Filter the listing below, copying every line in which the word "services" appears.

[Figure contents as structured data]
----------

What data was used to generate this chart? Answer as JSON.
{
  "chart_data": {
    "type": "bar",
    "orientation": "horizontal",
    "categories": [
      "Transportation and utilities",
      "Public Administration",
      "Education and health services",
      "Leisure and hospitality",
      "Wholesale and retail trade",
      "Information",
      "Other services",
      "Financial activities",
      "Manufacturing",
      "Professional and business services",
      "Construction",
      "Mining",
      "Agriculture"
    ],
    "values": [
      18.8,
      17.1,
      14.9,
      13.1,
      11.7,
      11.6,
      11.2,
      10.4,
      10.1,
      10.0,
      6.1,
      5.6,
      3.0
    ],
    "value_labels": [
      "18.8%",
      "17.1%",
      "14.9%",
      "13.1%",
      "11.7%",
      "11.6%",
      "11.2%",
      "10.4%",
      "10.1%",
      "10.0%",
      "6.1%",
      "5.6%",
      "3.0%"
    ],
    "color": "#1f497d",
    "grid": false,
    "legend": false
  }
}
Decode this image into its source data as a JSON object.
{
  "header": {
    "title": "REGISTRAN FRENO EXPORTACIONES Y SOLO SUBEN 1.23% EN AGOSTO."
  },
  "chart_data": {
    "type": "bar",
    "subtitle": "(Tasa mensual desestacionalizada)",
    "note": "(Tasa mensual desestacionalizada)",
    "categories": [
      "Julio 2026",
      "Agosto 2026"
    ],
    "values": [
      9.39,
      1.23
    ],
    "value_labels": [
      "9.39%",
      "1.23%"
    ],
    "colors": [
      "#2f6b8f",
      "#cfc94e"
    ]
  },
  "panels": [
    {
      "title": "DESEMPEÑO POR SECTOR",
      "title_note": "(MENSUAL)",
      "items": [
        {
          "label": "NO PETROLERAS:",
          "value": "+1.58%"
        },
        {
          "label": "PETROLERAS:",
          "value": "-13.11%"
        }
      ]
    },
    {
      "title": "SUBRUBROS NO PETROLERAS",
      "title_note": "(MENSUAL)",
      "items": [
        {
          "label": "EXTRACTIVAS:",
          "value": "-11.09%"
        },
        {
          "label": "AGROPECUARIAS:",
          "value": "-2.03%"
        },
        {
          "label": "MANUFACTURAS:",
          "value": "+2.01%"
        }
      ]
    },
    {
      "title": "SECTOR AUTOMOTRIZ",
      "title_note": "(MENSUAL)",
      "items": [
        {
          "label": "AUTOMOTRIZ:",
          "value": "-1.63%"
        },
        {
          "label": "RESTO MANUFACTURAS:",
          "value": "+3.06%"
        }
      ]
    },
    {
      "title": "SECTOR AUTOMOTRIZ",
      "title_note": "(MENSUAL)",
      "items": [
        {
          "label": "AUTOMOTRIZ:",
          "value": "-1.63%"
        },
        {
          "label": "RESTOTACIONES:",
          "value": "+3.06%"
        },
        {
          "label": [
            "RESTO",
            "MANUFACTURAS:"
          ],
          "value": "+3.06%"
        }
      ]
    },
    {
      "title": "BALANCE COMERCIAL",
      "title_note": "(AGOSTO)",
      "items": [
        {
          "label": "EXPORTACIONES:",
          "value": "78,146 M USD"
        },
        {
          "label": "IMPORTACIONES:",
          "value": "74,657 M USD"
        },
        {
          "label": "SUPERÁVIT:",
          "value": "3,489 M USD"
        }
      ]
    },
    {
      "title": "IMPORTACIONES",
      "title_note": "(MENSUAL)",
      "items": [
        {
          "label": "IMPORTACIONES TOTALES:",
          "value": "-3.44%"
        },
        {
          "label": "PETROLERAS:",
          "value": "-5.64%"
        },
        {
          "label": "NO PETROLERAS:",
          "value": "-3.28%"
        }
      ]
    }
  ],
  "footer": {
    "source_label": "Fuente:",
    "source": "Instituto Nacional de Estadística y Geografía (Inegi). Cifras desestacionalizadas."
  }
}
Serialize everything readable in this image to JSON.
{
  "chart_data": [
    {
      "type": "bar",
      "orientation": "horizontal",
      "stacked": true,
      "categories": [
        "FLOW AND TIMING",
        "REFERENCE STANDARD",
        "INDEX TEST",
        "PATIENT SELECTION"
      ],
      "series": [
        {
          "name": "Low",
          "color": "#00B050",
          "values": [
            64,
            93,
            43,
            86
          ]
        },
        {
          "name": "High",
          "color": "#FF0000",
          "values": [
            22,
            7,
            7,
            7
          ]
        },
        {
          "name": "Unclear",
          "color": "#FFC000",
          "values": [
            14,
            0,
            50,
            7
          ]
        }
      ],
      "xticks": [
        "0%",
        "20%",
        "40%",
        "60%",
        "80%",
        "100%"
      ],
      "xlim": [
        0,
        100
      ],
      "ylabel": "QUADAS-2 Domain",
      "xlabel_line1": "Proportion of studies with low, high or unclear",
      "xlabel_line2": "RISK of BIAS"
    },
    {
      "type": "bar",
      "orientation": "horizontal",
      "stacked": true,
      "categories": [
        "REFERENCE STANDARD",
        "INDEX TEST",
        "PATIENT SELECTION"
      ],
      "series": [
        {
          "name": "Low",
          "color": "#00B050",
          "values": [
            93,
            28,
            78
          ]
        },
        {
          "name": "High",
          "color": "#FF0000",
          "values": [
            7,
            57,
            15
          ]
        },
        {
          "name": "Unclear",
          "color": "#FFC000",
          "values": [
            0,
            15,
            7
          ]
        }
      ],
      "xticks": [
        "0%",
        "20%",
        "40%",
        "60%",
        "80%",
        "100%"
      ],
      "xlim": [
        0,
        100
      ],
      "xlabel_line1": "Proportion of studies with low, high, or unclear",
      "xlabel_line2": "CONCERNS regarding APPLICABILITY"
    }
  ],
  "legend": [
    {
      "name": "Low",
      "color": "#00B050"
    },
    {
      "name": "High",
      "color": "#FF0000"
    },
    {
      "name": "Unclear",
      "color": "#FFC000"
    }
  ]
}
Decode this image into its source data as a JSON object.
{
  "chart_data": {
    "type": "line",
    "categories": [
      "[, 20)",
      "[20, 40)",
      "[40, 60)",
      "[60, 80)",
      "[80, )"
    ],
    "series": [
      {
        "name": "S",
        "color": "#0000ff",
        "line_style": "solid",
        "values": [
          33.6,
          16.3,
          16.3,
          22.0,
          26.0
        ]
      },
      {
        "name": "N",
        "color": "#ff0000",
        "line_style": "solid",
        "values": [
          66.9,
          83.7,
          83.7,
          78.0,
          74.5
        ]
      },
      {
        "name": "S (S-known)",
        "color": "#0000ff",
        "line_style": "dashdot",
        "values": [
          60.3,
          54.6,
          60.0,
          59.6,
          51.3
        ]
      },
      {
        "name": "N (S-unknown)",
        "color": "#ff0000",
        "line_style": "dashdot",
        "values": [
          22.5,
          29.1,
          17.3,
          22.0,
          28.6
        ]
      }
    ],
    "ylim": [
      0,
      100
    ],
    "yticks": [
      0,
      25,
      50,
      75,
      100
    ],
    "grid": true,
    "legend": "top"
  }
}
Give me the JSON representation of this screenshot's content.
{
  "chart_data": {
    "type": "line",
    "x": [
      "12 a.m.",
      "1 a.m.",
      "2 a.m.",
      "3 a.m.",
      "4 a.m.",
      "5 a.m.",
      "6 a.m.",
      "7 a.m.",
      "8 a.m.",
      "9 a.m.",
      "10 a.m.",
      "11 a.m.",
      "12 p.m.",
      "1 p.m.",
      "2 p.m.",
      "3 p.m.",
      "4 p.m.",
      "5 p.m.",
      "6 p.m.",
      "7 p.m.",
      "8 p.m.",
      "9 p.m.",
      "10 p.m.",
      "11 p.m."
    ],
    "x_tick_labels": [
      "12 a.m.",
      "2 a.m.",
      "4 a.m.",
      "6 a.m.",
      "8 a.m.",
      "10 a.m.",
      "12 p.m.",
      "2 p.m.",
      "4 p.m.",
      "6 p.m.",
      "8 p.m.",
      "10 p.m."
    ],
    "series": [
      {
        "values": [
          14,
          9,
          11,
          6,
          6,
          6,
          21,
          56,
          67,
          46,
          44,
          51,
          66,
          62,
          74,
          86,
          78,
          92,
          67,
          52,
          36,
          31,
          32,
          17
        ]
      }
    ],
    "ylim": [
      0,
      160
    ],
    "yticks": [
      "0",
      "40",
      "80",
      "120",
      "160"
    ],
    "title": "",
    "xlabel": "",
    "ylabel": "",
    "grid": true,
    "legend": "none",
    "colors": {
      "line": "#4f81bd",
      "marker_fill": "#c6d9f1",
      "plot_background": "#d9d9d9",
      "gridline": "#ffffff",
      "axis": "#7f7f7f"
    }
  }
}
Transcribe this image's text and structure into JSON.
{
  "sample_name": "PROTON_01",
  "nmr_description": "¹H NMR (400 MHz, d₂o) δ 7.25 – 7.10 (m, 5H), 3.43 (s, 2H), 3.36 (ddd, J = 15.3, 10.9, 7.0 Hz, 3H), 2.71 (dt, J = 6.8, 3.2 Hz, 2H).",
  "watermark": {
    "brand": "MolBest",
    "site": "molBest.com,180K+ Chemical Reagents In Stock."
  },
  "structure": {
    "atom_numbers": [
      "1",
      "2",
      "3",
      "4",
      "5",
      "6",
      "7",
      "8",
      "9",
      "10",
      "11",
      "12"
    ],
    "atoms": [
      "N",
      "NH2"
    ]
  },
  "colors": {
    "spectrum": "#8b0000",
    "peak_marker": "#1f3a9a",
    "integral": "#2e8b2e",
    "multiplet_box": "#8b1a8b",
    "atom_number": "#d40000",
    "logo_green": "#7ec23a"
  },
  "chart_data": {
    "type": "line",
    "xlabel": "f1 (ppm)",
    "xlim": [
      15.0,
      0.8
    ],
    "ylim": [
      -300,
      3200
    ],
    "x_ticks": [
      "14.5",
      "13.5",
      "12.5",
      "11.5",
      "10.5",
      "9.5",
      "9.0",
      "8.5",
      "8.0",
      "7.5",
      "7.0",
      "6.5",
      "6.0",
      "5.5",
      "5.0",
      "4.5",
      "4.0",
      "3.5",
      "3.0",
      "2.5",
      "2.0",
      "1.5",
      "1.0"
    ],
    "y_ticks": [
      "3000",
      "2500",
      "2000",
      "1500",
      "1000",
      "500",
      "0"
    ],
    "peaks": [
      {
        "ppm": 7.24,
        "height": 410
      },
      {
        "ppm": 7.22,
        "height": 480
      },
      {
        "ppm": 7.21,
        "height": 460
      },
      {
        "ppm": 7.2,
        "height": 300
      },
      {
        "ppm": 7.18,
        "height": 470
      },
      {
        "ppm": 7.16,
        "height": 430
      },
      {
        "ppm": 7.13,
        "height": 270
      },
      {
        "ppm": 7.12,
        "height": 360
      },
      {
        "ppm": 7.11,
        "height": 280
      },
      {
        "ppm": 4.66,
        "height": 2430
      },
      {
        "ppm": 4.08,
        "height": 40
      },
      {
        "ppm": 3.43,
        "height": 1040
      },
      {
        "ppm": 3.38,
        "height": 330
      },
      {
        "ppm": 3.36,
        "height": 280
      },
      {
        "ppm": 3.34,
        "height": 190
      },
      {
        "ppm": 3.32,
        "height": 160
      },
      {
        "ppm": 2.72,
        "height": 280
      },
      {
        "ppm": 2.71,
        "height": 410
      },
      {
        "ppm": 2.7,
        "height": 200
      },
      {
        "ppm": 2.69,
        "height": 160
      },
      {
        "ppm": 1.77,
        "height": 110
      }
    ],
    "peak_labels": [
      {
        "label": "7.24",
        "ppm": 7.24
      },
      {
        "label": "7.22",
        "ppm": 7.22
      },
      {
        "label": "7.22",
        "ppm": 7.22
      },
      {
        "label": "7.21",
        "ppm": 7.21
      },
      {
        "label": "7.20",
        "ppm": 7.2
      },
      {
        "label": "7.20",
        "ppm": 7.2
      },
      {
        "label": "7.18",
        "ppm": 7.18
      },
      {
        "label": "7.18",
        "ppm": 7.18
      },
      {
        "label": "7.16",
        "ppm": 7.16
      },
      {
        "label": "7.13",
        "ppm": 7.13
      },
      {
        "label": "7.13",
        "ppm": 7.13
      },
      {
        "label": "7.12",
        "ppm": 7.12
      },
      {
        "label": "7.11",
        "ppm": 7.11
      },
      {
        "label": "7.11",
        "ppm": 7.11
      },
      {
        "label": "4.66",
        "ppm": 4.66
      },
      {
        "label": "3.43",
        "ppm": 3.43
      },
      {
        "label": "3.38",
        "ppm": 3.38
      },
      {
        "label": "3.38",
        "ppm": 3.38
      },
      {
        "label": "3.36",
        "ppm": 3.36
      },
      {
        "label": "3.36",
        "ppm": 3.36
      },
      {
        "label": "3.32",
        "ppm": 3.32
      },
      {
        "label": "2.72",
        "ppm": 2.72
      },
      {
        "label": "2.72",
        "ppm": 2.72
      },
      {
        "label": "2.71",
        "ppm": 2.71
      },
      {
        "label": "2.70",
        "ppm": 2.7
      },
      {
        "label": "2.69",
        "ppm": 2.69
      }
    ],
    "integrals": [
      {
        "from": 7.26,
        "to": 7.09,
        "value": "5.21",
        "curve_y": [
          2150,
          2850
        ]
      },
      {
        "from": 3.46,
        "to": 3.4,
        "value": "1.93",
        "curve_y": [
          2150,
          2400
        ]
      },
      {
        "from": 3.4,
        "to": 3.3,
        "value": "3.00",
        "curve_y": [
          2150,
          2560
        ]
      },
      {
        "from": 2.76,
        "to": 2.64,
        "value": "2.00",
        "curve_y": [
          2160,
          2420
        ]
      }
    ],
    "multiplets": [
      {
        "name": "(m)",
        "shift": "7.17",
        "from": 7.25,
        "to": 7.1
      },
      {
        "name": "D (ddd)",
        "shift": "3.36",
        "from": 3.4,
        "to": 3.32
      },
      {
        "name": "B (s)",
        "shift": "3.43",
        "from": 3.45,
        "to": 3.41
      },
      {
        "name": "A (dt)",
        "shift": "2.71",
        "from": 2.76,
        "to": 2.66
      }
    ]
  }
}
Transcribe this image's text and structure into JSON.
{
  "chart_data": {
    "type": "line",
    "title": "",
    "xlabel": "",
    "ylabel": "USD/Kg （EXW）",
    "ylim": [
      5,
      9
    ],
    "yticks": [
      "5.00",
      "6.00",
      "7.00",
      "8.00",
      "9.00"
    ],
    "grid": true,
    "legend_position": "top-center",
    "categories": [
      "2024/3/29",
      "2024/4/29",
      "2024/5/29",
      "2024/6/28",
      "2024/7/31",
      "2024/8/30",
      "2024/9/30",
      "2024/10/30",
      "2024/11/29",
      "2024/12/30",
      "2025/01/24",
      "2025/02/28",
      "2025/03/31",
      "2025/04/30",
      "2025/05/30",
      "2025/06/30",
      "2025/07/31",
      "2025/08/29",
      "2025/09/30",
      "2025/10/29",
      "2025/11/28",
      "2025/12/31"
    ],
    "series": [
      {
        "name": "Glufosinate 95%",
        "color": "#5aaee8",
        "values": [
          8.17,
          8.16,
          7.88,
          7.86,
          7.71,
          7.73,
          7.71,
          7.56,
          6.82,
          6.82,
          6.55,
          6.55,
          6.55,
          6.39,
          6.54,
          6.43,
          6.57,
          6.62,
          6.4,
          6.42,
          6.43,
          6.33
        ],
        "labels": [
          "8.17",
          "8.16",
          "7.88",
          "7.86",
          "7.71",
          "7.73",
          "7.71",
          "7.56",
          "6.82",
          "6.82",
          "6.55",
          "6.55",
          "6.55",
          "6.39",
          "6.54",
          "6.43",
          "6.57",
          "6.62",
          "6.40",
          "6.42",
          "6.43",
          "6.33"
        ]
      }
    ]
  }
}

----------

--- EXERCISE SOLUTION ---
      "Education and health services",
      "Other services",
      "Professional and business services",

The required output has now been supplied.